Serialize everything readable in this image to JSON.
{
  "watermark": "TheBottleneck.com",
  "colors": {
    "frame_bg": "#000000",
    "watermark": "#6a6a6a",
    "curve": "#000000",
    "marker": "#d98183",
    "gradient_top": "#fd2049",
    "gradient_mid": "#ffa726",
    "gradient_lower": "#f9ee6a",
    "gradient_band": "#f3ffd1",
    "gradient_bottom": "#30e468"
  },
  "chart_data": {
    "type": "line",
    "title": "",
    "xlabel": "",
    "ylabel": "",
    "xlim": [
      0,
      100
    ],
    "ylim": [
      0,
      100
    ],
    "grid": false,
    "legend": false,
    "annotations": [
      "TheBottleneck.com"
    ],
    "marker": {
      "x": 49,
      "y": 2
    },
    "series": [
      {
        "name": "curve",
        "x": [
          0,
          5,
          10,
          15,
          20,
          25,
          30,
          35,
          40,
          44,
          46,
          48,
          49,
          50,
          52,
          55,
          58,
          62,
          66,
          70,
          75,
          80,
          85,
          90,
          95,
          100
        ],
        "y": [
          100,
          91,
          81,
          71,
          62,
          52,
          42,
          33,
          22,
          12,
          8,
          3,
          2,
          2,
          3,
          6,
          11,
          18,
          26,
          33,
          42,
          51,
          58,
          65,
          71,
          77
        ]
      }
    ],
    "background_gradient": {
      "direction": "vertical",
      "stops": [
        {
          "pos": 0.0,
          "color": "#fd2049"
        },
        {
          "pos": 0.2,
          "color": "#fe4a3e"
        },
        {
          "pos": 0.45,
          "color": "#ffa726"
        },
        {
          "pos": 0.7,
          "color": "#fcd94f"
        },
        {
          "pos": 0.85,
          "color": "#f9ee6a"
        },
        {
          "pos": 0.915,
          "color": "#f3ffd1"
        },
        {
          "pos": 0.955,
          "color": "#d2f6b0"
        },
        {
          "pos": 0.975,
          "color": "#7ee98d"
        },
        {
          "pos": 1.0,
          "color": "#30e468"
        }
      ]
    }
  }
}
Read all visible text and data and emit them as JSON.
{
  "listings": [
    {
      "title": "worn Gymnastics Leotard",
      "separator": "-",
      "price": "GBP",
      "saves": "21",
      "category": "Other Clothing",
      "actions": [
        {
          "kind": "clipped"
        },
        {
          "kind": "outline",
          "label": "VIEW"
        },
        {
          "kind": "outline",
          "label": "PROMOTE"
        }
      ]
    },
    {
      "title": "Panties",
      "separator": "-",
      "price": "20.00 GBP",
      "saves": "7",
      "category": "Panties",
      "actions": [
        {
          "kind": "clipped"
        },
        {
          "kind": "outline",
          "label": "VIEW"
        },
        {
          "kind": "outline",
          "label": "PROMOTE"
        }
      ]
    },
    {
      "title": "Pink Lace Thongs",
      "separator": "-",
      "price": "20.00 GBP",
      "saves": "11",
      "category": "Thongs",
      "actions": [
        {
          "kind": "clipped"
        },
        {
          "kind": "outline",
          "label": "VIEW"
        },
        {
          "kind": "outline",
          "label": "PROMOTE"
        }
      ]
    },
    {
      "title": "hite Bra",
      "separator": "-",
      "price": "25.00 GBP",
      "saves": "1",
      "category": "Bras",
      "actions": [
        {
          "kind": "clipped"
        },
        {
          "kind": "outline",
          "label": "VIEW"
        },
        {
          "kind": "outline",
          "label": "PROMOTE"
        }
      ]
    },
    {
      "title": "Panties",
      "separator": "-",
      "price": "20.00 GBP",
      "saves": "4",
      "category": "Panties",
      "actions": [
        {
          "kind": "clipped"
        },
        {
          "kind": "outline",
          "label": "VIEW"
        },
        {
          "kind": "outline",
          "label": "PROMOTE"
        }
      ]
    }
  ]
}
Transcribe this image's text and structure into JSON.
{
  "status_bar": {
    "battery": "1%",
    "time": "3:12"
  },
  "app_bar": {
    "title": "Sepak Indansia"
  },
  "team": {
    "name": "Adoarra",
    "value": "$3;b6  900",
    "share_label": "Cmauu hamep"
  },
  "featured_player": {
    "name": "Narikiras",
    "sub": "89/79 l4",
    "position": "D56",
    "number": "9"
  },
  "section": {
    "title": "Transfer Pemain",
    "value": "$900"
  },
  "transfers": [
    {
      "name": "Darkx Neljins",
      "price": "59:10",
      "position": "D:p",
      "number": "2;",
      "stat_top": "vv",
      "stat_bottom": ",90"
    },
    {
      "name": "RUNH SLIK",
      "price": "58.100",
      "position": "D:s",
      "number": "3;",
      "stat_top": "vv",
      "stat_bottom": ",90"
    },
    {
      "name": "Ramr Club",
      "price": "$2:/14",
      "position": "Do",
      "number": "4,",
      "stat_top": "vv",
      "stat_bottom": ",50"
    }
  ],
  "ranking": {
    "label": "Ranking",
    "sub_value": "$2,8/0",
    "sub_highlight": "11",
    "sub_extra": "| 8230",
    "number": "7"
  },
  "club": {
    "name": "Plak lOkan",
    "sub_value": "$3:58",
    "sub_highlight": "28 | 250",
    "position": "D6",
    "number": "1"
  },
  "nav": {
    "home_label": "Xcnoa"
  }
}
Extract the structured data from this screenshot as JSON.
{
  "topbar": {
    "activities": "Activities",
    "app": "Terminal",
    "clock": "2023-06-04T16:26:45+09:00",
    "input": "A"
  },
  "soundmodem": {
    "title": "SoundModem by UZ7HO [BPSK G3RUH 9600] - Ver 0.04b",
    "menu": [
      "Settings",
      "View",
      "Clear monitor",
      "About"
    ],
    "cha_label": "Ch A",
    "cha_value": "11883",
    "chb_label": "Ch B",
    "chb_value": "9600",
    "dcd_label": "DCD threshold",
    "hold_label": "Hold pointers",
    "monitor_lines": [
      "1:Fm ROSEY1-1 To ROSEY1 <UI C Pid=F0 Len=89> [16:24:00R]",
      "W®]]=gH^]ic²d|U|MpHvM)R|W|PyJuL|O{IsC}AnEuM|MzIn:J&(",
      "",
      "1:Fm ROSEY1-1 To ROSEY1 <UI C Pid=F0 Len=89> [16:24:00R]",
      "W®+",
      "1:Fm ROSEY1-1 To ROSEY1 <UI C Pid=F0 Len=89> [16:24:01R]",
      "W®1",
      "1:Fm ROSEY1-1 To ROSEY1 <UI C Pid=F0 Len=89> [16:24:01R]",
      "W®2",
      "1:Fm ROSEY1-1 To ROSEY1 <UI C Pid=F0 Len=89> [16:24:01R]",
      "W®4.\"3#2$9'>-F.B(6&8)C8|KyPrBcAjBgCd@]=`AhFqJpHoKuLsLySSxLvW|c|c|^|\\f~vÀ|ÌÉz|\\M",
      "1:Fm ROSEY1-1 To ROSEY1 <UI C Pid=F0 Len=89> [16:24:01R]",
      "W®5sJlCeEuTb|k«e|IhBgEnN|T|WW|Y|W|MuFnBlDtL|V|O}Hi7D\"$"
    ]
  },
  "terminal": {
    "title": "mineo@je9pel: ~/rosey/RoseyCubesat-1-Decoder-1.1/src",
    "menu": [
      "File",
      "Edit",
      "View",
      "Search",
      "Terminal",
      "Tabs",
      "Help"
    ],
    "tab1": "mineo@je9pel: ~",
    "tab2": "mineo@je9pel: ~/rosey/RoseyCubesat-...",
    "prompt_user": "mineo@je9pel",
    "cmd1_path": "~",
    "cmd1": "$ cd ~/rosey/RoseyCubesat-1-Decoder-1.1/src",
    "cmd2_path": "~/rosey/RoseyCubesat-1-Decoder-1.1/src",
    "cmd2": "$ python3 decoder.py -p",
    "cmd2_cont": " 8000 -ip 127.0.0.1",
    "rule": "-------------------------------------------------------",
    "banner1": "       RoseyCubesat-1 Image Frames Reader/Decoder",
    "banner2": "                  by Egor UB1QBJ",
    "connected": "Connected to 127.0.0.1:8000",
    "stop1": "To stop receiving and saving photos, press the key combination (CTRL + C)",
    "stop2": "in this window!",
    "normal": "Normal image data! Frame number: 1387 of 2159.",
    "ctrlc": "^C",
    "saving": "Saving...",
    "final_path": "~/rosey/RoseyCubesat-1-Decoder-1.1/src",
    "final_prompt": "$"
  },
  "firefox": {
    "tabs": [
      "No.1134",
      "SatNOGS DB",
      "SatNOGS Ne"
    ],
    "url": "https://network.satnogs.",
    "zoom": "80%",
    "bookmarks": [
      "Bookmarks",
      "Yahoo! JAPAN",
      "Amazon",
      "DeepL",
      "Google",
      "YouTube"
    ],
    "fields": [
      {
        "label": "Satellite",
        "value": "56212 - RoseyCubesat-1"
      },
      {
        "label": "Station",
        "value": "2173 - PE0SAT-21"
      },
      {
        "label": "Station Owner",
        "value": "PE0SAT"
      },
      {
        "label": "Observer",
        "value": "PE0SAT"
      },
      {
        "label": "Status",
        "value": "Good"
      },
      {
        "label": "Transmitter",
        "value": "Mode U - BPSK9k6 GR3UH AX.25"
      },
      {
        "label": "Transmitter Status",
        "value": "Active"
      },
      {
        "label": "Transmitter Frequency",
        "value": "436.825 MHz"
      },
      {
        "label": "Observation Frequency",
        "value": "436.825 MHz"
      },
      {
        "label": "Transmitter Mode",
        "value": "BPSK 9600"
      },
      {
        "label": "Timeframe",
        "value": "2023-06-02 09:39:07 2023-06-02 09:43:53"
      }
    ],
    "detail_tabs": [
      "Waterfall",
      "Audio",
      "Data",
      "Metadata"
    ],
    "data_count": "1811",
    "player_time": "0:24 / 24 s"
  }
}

- [SHORT TASK] Copy out every line in the entries above that holds "price".

- [COMPLETE RESPONSE]
      "price": "GBP",
      "price": "20.00 GBP",
      "price": "20.00 GBP",
      "price": "25.00 GBP",
      "price": "20.00 GBP",
      "price": "59:10",
      "price": "58.100",
      "price": "$2:/14",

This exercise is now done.